Extract every record, keeping each one exactly as it is.

━━ ENTRIES PROVIDED ━━

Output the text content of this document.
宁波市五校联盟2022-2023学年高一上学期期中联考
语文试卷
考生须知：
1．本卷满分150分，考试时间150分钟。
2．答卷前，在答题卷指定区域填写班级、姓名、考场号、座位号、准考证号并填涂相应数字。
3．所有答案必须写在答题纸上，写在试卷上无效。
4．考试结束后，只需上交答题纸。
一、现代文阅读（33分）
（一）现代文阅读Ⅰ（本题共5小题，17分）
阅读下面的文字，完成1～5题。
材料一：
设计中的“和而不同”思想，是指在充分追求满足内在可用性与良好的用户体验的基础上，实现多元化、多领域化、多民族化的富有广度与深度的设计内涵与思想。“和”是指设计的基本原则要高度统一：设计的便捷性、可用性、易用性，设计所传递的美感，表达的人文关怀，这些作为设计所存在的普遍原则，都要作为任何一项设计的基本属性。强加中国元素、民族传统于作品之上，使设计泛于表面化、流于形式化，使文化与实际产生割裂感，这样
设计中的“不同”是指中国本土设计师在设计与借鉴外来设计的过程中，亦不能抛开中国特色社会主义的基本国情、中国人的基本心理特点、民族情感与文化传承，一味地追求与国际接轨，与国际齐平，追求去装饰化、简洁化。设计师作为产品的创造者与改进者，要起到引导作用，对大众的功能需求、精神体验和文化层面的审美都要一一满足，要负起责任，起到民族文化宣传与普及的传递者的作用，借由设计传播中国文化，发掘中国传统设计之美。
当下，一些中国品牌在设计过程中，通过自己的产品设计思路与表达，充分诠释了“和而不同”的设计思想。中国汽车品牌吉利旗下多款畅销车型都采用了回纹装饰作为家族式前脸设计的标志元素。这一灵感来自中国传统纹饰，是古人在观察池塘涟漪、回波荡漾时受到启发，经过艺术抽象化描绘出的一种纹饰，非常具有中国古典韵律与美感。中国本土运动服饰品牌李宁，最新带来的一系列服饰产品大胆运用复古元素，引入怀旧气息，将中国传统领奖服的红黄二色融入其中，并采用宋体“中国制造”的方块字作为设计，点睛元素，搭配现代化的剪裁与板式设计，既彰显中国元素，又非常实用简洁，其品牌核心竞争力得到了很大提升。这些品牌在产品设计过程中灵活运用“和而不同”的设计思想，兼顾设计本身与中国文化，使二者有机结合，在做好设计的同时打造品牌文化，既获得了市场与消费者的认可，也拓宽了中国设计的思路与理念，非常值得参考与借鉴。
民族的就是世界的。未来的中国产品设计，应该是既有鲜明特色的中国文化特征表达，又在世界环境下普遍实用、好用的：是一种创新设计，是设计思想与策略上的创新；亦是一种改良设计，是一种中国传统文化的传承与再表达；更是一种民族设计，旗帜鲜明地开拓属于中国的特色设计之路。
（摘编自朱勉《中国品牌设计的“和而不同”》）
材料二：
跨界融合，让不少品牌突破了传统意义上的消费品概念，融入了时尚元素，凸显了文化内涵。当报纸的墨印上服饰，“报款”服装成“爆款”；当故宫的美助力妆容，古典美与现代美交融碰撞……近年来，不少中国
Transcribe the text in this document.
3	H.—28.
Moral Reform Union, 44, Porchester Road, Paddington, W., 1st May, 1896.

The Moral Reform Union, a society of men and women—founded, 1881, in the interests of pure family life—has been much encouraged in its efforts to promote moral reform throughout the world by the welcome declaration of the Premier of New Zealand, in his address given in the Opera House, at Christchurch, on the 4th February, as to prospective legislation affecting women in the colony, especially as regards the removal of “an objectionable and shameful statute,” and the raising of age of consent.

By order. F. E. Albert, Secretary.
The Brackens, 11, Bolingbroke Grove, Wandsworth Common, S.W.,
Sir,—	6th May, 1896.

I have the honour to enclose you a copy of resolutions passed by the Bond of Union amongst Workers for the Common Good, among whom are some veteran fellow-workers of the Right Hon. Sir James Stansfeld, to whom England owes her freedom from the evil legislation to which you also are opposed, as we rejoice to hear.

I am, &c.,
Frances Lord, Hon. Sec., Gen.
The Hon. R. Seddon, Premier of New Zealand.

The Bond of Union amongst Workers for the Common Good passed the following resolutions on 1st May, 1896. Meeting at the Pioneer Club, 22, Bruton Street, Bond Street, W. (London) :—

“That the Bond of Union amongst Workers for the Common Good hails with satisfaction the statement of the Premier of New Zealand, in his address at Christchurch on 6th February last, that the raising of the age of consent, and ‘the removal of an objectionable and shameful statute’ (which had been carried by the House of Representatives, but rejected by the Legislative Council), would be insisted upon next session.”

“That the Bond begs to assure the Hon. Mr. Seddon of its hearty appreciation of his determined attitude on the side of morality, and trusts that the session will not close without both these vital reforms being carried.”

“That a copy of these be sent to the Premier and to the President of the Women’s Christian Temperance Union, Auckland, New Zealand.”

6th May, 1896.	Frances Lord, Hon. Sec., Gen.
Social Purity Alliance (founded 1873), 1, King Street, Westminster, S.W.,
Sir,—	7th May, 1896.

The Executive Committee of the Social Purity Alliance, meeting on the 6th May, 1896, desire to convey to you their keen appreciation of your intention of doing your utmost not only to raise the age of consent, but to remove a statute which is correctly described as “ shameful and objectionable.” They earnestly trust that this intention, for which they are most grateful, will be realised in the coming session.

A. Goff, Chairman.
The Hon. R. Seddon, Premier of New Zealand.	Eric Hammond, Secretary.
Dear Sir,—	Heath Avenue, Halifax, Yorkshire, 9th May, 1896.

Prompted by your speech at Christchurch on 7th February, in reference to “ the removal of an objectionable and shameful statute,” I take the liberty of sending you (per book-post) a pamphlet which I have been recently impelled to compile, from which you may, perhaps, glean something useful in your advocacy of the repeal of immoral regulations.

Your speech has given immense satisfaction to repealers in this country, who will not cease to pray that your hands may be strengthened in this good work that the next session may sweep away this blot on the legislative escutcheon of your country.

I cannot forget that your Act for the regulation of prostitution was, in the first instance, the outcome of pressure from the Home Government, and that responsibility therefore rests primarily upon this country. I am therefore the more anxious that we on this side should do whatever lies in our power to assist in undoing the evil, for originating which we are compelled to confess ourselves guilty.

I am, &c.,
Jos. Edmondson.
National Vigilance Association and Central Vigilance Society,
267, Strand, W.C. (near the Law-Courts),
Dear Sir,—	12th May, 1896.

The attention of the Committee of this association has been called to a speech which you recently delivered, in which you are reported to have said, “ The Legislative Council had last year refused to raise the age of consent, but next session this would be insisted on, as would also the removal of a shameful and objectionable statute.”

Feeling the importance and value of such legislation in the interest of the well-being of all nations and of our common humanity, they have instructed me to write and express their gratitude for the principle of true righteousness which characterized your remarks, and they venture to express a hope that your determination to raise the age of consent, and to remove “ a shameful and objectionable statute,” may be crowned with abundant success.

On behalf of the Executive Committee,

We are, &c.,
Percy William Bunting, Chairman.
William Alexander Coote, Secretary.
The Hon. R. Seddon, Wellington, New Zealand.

━━━

◆ **ANSWER FOR THE TASK**:
Output the text content of this document.
宁波市五校联盟2022-2023学年高一上学期期中联考
语文试卷
考生须知：
1．本卷满分150分，考试时间150分钟。
2．答卷前，在答题卷指定区域填写班级、姓名、考场号、座位号、准考证号并填涂相应数字。
3．所有答案必须写在答题纸上，写在试卷上无效。
4．考试结束后，只需上交答题纸。
一、现代文阅读（33分）
（一）现代文阅读Ⅰ（本题共5小题，17分）
阅读下面的文字，完成1～5题。
材料一：
设计中的“和而不同”思想，是指在充分追求满足内在可用性与良好的用户体验的基础上，实现多元化、多领域化、多民族化的富有广度与深度的设计内涵与思想。“和”是指设计的基本原则要高度统一：设计的便捷性、可用性、易用性，设计所传递的美感，表达的人文关怀，这些作为设计所存在的普遍原则，都要作为任何一项设计的基本属性。强加中国元素、民族传统于作品之上，使设计泛于表面化、流于形式化，使文化与实际产生割裂感，这样
设计中的“不同”是指中国本土设计师在设计与借鉴外来设计的过程中，亦不能抛开中国特色社会主义的基本国情、中国人的基本心理特点、民族情感与文化传承，一味地追求与国际接轨，与国际齐平，追求去装饰化、简洁化。设计师作为产品的创造者与改进者，要起到引导作用，对大众的功能需求、精神体验和文化层面的审美都要一一满足，要负起责任，起到民族文化宣传与普及的传递者的作用，借由设计传播中国文化，发掘中国传统设计之美。
当下，一些中国品牌在设计过程中，通过自己的产品设计思路与表达，充分诠释了“和而不同”的设计思想。中国汽车品牌吉利旗下多款畅销车型都采用了回纹装饰作为家族式前脸设计的标志元素。这一灵感来自中国传统纹饰，是古人在观察池塘涟漪、回波荡漾时受到启发，经过艺术抽象化描绘出的一种纹饰，非常具有中国古典韵律与美感。中国本土运动服饰品牌李宁，最新带来的一系列服饰产品大胆运用复古元素，引入怀旧气息，将中国传统领奖服的红黄二色融入其中，并采用宋体“中国制造”的方块字作为设计，点睛元素，搭配现代化的剪裁与板式设计，既彰显中国元素，又非常实用简洁，其品牌核心竞争力得到了很大提升。这些品牌在产品设计过程中灵活运用“和而不同”的设计思想，兼顾设计本身与中国文化，使二者有机结合，在做好设计的同时打造品牌文化，既获得了市场与消费者的认可，也拓宽了中国设计的思路与理念，非常值得参考与借鉴。
民族的就是世界的。未来的中国产品设计，应该是既有鲜明特色的中国文化特征表达，又在世界环境下普遍实用、好用的：是一种创新设计，是设计思想与策略上的创新；亦是一种改良设计，是一种中国传统文化的传承与再表达；更是一种民族设计，旗帜鲜明地开拓属于中国的特色设计之路。
（摘编自朱勉《中国品牌设计的“和而不同”》）
材料二：
跨界融合，让不少品牌突破了传统意义上的消费品概念，融入了时尚元素，凸显了文化内涵。当报纸的墨印上服饰，“报款”服装成“爆款”；当故宫的美助力妆容，古典美与现代美交融碰撞……近年来，不少中国
Transcribe the text in this document.
3	H.—28.
Moral Reform Union, 44, Porchester Road, Paddington, W., 1st May, 1896.

The Moral Reform Union, a society of men and women—founded, 1881, in the interests of pure family life—has been much encouraged in its efforts to promote moral reform throughout the world by the welcome declaration of the Premier of New Zealand, in his address given in the Opera House, at Christchurch, on the 4th February, as to prospective legislation affecting women in the colony, especially as regards the removal of “an objectionable and shameful statute,” and the raising of age of consent.

By order. F. E. Albert, Secretary.
The Brackens, 11, Bolingbroke Grove, Wandsworth Common, S.W.,
Sir,—	6th May, 1896.

I have the honour to enclose you a copy of resolutions passed by the Bond of Union amongst Workers for the Common Good, among whom are some veteran fellow-workers of the Right Hon. Sir James Stansfeld, to whom England owes her freedom from the evil legislation to which you also are opposed, as we rejoice to hear.

I am, &c.,
Frances Lord, Hon. Sec., Gen.
The Hon. R. Seddon, Premier of New Zealand.

The Bond of Union amongst Workers for the Common Good passed the following resolutions on 1st May, 1896. Meeting at the Pioneer Club, 22, Bruton Street, Bond Street, W. (London) :—

“That the Bond of Union amongst Workers for the Common Good hails with satisfaction the statement of the Premier of New Zealand, in his address at Christchurch on 6th February last, that the raising of the age of consent, and ‘the removal of an objectionable and shameful statute’ (which had been carried by the House of Representatives, but rejected by the Legislative Council), would be insisted upon next session.”

“That the Bond begs to assure the Hon. Mr. Seddon of its hearty appreciation of his determined attitude on the side of morality, and trusts that the session will not close without both these vital reforms being carried.”

“That a copy of these be sent to the Premier and to the President of the Women’s Christian Temperance Union, Auckland, New Zealand.”

6th May, 1896.	Frances Lord, Hon. Sec., Gen.
Social Purity Alliance (founded 1873), 1, King Street, Westminster, S.W.,
Sir,—	7th May, 1896.

The Executive Committee of the Social Purity Alliance, meeting on the 6th May, 1896, desire to convey to you their keen appreciation of your intention of doing your utmost not only to raise the age of consent, but to remove a statute which is correctly described as “ shameful and objectionable.” They earnestly trust that this intention, for which they are most grateful, will be realised in the coming session.

A. Goff, Chairman.
The Hon. R. Seddon, Premier of New Zealand.	Eric Hammond, Secretary.
Dear Sir,—	Heath Avenue, Halifax, Yorkshire, 9th May, 1896.

Prompted by your speech at Christchurch on 7th February, in reference to “ the removal of an objectionable and shameful statute,” I take the liberty of sending you (per book-post) a pamphlet which I have been recently impelled to compile, from which you may, perhaps, glean something useful in your advocacy of the repeal of immoral regulations.

Your speech has given immense satisfaction to repealers in this country, who will not cease to pray that your hands may be strengthened in this good work that the next session may sweep away this blot on the legislative escutcheon of your country.

I cannot forget that your Act for the regulation of prostitution was, in the first instance, the outcome of pressure from the Home Government, and that responsibility therefore rests primarily upon this country. I am therefore the more anxious that we on this side should do whatever lies in our power to assist in undoing the evil, for originating which we are compelled to confess ourselves guilty.

I am, &c.,
Jos. Edmondson.
National Vigilance Association and Central Vigilance Society,
267, Strand, W.C. (near the Law-Courts),
Dear Sir,—	12th May, 1896.

The attention of the Committee of this association has been called to a speech which you recently delivered, in which you are reported to have said, “ The Legislative Council had last year refused to raise the age of consent, but next session this would be insisted on, as would also the removal of a shameful and objectionable statute.”

Feeling the importance and value of such legislation in the interest of the well-being of all nations and of our common humanity, they have instructed me to write and express their gratitude for the principle of true righteousness which characterized your remarks, and they venture to express a hope that your determination to raise the age of consent, and to remove “ a shameful and objectionable statute,” may be crowned with abundant success.

On behalf of the Executive Committee,

We are, &c.,
Percy William Bunting, Chairman.
William Alexander Coote, Secretary.
The Hon. R. Seddon, Wellington, New Zealand.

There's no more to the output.